[Exercise objective] Extract every line below that contains the word "αλλαγής".

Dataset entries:

- - - - -

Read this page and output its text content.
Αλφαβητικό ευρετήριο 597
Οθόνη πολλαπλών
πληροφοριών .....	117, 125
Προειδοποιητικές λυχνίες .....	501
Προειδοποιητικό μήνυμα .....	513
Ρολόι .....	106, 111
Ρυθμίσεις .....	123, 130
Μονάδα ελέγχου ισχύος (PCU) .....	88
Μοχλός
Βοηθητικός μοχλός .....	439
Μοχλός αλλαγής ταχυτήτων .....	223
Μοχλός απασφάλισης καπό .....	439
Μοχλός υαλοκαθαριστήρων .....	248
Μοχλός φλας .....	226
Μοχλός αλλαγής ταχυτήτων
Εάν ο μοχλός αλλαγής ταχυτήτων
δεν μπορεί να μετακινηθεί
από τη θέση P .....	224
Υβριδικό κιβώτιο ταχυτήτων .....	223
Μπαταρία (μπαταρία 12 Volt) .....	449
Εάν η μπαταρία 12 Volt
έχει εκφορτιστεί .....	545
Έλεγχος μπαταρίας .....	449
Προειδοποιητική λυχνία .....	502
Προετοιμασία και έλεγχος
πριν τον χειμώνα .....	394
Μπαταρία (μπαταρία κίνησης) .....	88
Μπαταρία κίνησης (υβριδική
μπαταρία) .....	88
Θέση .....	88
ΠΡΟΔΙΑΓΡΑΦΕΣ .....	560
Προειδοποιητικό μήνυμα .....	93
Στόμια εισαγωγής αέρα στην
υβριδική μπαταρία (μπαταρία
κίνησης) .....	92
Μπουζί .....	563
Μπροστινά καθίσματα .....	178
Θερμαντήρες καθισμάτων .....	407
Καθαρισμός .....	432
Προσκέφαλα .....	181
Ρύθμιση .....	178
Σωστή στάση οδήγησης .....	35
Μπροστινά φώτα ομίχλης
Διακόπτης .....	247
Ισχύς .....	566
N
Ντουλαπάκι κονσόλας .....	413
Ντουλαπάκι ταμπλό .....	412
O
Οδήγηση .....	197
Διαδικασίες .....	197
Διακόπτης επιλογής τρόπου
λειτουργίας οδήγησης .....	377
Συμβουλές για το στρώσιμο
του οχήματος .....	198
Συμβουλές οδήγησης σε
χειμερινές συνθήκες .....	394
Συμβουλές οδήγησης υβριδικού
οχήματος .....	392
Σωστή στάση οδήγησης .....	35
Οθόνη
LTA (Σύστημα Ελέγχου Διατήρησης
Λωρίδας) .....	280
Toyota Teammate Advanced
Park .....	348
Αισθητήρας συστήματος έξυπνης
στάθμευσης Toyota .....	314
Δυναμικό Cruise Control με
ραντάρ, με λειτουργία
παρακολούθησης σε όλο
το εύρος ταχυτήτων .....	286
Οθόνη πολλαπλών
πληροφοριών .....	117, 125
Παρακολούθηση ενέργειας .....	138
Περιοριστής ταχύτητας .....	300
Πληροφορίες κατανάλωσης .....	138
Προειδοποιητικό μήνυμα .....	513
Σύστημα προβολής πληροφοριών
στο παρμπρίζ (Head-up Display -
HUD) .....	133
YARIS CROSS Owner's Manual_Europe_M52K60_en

- - - - -

[Response]
Μοχλός αλλαγής ταχυτήτων .....	223
Μοχλός αλλαγής ταχυτήτων
Εάν ο μοχλός αλλαγής ταχυτήτων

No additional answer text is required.